# [Supplied records]
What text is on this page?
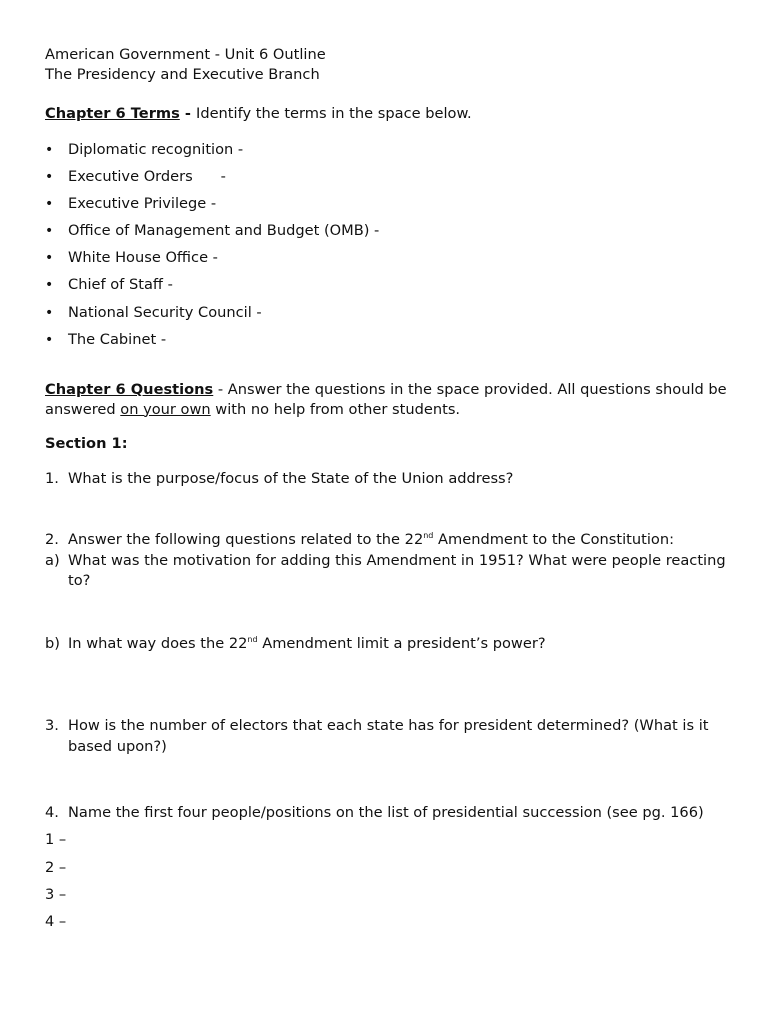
American Government - Unit 6 Outline

The Presidency and Executive Branch

Chapter 6 Terms - Identify the terms in the space below.

• Diplomatic recognition -
• Executive Orders      -
• Executive Privilege -
• Office of Management and Budget (OMB) -
• White House Office -
• Chief of Staff -
• National Security Council -
• The Cabinet -

Chapter 6 Questions - Answer the questions in the space provided. All questions should be answered on your own with no help from other students.

Section 1:

1. What is the purpose/focus of the State of the Union address?
2. Answer the following questions related to the 22nd Amendment to the Constitution:
a) What was the motivation for adding this Amendment in 1951? What were people reacting to?
b) In what way does the 22nd Amendment limit a president’s power?
3. How is the number of electors that each state has for president determined? (What is it based upon?)
4. Name the first four people/positions on the list of presidential succession (see pg. 166)

1 –

2 –

3 –

4 –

# [Given instruction]
Count every line in the listing above that holds "Office", then report only the count.

# [Exercise solution]
2